§ PROBLEM REQUIREMENTS:
Exact reproduction is required for all entries.
'''
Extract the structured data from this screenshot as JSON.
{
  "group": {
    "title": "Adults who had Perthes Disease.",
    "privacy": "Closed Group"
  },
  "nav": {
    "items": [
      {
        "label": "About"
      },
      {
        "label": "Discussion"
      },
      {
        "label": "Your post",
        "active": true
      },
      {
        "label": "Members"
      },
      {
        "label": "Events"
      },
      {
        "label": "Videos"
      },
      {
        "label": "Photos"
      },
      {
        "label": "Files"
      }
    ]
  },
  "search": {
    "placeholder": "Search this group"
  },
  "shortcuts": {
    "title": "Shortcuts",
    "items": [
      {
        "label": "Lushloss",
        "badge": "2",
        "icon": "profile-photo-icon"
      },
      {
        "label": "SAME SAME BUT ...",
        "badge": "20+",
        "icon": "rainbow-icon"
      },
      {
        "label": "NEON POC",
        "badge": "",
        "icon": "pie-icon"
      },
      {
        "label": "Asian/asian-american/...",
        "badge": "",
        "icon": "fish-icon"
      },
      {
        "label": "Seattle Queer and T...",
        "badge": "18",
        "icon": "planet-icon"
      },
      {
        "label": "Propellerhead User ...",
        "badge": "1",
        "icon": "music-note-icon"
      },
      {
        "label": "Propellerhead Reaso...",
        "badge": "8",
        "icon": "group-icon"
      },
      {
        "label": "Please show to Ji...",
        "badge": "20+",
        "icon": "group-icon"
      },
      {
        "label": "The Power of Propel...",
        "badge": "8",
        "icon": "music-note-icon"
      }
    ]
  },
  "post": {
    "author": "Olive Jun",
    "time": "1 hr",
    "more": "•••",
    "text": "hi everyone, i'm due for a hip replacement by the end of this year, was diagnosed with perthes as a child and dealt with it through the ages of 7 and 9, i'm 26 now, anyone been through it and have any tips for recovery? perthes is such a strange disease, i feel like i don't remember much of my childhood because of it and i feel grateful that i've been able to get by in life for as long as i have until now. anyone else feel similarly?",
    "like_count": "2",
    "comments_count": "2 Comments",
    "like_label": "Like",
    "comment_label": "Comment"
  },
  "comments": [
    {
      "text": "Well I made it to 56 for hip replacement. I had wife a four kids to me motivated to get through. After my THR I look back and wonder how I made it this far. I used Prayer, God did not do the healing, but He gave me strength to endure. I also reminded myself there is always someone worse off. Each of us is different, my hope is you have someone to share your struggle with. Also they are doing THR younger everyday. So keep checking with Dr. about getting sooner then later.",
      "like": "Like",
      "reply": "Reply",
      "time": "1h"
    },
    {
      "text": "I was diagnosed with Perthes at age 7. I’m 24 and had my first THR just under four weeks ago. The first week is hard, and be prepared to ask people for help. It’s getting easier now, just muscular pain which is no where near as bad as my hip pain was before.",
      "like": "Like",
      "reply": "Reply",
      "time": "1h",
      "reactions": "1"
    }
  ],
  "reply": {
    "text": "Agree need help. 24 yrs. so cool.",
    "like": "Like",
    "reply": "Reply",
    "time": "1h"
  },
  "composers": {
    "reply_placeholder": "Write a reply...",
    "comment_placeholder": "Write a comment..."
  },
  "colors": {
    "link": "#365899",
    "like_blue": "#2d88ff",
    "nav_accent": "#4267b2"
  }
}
'''
§ ANSWER TO THIS EXERCISE:
Extract the structured data from this screenshot as JSON.
{
  "group": {
    "title": "Adults who had Perthes Disease.",
    "privacy": "Closed Group"
  },
  "nav": {
    "items": [
      {
        "label": "About"
      },
      {
        "label": "Discussion"
      },
      {
        "label": "Your post",
        "active": true
      },
      {
        "label": "Members"
      },
      {
        "label": "Events"
      },
      {
        "label": "Videos"
      },
      {
        "label": "Photos"
      },
      {
        "label": "Files"
      }
    ]
  },
  "search": {
    "placeholder": "Search this group"
  },
  "shortcuts": {
    "title": "Shortcuts",
    "items": [
      {
        "label": "Lushloss",
        "badge": "2",
        "icon": "profile-photo-icon"
      },
      {
        "label": "SAME SAME BUT ...",
        "badge": "20+",
        "icon": "rainbow-icon"
      },
      {
        "label": "NEON POC",
        "badge": "",
        "icon": "pie-icon"
      },
      {
        "label": "Asian/asian-american/...",
        "badge": "",
        "icon": "fish-icon"
      },
      {
        "label": "Seattle Queer and T...",
        "badge": "18",
        "icon": "planet-icon"
      },
      {
        "label": "Propellerhead User ...",
        "badge": "1",
        "icon": "music-note-icon"
      },
      {
        "label": "Propellerhead Reaso...",
        "badge": "8",
        "icon": "group-icon"
      },
      {
        "label": "Please show to Ji...",
        "badge": "20+",
        "icon": "group-icon"
      },
      {
        "label": "The Power of Propel...",
        "badge": "8",
        "icon": "music-note-icon"
      }
    ]
  },
  "post": {
    "author": "Olive Jun",
    "time": "1 hr",
    "more": "•••",
    "text": "hi everyone, i'm due for a hip replacement by the end of this year, was diagnosed with perthes as a child and dealt with it through the ages of 7 and 9, i'm 26 now, anyone been through it and have any tips for recovery? perthes is such a strange disease, i feel like i don't remember much of my childhood because of it and i feel grateful that i've been able to get by in life for as long as i have until now. anyone else feel similarly?",
    "like_count": "2",
    "comments_count": "2 Comments",
    "like_label": "Like",
    "comment_label": "Comment"
  },
  "comments": [
    {
      "text": "Well I made it to 56 for hip replacement. I had wife a four kids to me motivated to get through. After my THR I look back and wonder how I made it this far. I used Prayer, God did not do the healing, but He gave me strength to endure. I also reminded myself there is always someone worse off. Each of us is different, my hope is you have someone to share your struggle with. Also they are doing THR younger everyday. So keep checking with Dr. about getting sooner then later.",
      "like": "Like",
      "reply": "Reply",
      "time": "1h"
    },
    {
      "text": "I was diagnosed with Perthes at age 7. I’m 24 and had my first THR just under four weeks ago. The first week is hard, and be prepared to ask people for help. It’s getting easier now, just muscular pain which is no where near as bad as my hip pain was before.",
      "like": "Like",
      "reply": "Reply",
      "time": "1h",
      "reactions": "1"
    }
  ],
  "reply": {
    "text": "Agree need help. 24 yrs. so cool.",
    "like": "Like",
    "reply": "Reply",
    "time": "1h"
  },
  "composers": {
    "reply_placeholder": "Write a reply...",
    "comment_placeholder": "Write a comment..."
  },
  "colors": {
    "link": "#365899",
    "like_blue": "#2d88ff",
    "nav_accent": "#4267b2"
  }
}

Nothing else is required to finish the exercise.